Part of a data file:
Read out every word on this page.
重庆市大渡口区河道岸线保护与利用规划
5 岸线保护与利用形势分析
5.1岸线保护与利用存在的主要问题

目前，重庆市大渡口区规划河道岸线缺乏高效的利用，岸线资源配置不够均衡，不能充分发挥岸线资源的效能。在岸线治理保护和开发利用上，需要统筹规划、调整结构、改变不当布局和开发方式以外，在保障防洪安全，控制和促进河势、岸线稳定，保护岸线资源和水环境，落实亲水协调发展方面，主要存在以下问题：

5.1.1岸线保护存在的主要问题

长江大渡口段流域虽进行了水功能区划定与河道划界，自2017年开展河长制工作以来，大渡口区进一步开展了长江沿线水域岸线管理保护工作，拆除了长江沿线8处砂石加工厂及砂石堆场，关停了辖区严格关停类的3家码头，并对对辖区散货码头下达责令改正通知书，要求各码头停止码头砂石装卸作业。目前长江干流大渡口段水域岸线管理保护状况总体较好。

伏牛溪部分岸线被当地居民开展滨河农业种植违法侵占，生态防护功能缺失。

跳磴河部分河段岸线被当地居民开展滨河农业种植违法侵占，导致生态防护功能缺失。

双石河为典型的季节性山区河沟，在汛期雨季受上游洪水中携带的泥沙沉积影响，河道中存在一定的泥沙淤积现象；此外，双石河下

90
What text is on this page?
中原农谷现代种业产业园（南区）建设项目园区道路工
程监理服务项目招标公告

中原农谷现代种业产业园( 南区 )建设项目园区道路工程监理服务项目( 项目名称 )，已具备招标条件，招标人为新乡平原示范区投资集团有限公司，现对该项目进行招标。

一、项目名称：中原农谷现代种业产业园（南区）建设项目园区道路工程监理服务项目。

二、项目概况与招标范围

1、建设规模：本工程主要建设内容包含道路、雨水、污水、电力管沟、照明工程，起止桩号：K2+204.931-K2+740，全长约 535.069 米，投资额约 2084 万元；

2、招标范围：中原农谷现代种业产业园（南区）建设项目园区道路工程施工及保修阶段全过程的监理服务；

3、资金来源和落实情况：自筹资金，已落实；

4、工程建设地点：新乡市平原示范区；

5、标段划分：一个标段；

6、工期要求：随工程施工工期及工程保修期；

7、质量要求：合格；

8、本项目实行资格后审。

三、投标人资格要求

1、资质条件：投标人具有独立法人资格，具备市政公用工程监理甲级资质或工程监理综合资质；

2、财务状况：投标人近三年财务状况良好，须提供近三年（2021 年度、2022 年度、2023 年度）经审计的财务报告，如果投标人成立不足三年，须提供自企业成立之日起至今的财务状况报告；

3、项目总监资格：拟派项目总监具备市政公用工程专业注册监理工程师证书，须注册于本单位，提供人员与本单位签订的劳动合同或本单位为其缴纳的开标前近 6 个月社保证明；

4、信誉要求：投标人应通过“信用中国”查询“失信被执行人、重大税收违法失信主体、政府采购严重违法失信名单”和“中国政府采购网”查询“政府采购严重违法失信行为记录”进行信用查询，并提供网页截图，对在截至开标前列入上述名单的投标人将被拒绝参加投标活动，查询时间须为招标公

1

OBJECTIVE
Produce an exact copy of the whole listing.

SOLUTION BELOW
Read out every word on this page.
重庆市大渡口区河道岸线保护与利用规划
5 岸线保护与利用形势分析
5.1岸线保护与利用存在的主要问题

目前，重庆市大渡口区规划河道岸线缺乏高效的利用，岸线资源配置不够均衡，不能充分发挥岸线资源的效能。在岸线治理保护和开发利用上，需要统筹规划、调整结构、改变不当布局和开发方式以外，在保障防洪安全，控制和促进河势、岸线稳定，保护岸线资源和水环境，落实亲水协调发展方面，主要存在以下问题：

5.1.1岸线保护存在的主要问题

长江大渡口段流域虽进行了水功能区划定与河道划界，自2017年开展河长制工作以来，大渡口区进一步开展了长江沿线水域岸线管理保护工作，拆除了长江沿线8处砂石加工厂及砂石堆场，关停了辖区严格关停类的3家码头，并对对辖区散货码头下达责令改正通知书，要求各码头停止码头砂石装卸作业。目前长江干流大渡口段水域岸线管理保护状况总体较好。

伏牛溪部分岸线被当地居民开展滨河农业种植违法侵占，生态防护功能缺失。

跳磴河部分河段岸线被当地居民开展滨河农业种植违法侵占，导致生态防护功能缺失。

双石河为典型的季节性山区河沟，在汛期雨季受上游洪水中携带的泥沙沉积影响，河道中存在一定的泥沙淤积现象；此外，双石河下

90
What text is on this page?
中原农谷现代种业产业园（南区）建设项目园区道路工
程监理服务项目招标公告

中原农谷现代种业产业园( 南区 )建设项目园区道路工程监理服务项目( 项目名称 )，已具备招标条件，招标人为新乡平原示范区投资集团有限公司，现对该项目进行招标。

一、项目名称：中原农谷现代种业产业园（南区）建设项目园区道路工程监理服务项目。

二、项目概况与招标范围

1、建设规模：本工程主要建设内容包含道路、雨水、污水、电力管沟、照明工程，起止桩号：K2+204.931-K2+740，全长约 535.069 米，投资额约 2084 万元；

2、招标范围：中原农谷现代种业产业园（南区）建设项目园区道路工程施工及保修阶段全过程的监理服务；

3、资金来源和落实情况：自筹资金，已落实；

4、工程建设地点：新乡市平原示范区；

5、标段划分：一个标段；

6、工期要求：随工程施工工期及工程保修期；

7、质量要求：合格；

8、本项目实行资格后审。

三、投标人资格要求

1、资质条件：投标人具有独立法人资格，具备市政公用工程监理甲级资质或工程监理综合资质；

2、财务状况：投标人近三年财务状况良好，须提供近三年（2021 年度、2022 年度、2023 年度）经审计的财务报告，如果投标人成立不足三年，须提供自企业成立之日起至今的财务状况报告；

3、项目总监资格：拟派项目总监具备市政公用工程专业注册监理工程师证书，须注册于本单位，提供人员与本单位签订的劳动合同或本单位为其缴纳的开标前近 6 个月社保证明；

4、信誉要求：投标人应通过“信用中国”查询“失信被执行人、重大税收违法失信主体、政府采购严重违法失信名单”和“中国政府采购网”查询“政府采购严重违法失信行为记录”进行信用查询，并提供网页截图，对在截至开标前列入上述名单的投标人将被拒绝参加投标活动，查询时间须为招标公

1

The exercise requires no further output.